(Stored entries)

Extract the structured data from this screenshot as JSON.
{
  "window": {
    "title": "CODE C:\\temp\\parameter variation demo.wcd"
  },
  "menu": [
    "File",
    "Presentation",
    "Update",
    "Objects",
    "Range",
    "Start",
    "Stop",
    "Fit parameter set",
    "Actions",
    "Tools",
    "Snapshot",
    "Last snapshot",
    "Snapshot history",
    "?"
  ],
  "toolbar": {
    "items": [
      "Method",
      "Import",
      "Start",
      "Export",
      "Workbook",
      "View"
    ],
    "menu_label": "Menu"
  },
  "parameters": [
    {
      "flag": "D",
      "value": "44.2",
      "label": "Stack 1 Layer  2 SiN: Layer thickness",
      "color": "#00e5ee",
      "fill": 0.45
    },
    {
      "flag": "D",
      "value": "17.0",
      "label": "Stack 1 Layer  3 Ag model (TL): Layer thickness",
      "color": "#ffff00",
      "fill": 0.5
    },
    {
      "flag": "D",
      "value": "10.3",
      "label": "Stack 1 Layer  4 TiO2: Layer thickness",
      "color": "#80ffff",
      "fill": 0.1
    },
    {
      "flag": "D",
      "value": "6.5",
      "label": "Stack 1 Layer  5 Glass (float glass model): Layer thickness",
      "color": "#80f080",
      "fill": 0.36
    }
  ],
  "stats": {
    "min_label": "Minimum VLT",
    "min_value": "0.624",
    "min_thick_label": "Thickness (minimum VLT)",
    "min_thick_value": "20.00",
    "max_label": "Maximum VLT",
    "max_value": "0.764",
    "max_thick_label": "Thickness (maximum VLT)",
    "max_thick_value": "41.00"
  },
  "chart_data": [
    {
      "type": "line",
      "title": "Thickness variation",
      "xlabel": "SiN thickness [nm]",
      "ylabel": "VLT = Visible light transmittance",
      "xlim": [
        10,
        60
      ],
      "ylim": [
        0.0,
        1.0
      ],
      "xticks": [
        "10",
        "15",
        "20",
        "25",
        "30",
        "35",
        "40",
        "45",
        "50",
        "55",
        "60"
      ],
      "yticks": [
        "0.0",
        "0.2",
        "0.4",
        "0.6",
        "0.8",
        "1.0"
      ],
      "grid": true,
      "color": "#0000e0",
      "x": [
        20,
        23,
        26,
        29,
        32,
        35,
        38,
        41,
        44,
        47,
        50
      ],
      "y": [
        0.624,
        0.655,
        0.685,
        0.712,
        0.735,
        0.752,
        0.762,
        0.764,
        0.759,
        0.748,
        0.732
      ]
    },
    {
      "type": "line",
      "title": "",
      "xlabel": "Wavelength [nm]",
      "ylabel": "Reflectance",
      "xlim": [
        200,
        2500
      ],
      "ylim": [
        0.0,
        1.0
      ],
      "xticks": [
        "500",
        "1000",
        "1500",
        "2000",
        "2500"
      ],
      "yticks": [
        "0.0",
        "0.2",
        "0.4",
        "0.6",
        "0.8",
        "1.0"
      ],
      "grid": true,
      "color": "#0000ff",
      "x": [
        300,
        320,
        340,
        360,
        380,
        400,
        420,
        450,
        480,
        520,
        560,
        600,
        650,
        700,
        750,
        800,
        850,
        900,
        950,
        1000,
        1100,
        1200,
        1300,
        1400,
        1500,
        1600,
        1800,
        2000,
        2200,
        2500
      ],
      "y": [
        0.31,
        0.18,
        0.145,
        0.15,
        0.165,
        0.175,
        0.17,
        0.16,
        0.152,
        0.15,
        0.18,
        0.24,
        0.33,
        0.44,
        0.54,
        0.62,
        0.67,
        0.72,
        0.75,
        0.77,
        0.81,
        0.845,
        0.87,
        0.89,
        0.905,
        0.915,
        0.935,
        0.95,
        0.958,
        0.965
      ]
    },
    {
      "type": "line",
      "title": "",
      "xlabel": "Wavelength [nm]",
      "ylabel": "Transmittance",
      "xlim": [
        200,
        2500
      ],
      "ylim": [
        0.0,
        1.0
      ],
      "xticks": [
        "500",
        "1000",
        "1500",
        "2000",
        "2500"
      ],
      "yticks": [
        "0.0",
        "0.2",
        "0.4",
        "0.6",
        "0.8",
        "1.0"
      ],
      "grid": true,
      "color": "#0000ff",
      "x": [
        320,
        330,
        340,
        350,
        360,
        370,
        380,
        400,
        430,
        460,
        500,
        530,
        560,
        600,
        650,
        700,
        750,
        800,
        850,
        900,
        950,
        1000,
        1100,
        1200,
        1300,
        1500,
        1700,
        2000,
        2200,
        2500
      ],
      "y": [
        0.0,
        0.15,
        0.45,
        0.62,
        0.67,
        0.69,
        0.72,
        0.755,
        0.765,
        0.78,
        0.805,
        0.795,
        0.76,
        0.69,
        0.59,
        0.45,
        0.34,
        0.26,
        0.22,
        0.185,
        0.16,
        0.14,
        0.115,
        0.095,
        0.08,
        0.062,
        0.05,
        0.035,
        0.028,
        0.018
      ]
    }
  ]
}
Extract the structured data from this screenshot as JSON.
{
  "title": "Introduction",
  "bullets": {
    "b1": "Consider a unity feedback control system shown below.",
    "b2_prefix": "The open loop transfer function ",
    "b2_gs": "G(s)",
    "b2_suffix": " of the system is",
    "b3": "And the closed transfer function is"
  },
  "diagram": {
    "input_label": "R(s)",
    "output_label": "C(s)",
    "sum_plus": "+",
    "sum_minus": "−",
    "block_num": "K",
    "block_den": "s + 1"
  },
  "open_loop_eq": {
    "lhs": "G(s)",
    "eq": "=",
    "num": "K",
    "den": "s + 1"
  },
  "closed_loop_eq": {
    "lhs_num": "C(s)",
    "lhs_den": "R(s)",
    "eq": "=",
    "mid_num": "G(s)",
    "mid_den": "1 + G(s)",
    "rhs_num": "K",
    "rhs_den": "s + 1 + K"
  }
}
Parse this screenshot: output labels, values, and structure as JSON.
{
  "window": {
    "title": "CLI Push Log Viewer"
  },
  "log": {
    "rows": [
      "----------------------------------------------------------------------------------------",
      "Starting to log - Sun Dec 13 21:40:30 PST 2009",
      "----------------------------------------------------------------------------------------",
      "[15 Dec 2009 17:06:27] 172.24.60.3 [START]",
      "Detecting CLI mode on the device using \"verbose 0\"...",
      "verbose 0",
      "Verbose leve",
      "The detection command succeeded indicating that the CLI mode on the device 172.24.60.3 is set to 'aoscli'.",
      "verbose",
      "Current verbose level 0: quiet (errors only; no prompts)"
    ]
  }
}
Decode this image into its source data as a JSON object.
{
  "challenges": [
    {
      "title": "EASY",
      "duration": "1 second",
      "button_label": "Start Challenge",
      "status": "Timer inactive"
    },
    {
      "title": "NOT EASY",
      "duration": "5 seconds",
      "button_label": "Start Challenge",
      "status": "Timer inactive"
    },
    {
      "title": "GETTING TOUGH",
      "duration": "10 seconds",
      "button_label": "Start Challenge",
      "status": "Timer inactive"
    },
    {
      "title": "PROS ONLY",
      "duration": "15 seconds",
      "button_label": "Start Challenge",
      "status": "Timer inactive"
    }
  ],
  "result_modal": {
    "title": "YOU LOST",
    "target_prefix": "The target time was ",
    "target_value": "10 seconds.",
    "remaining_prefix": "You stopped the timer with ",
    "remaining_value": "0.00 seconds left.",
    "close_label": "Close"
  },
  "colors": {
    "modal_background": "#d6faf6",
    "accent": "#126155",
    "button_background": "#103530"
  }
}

## [TASK TO COMPLETE]
Collect from the data above every line that includes "this".

## [TASK RESULT]
Extract the structured data from this screenshot as JSON.
Extract the structured data from this screenshot as JSON.
Parse this screenshot: output labels, values, and structure as JSON.
Decode this image into its source data as a JSON object.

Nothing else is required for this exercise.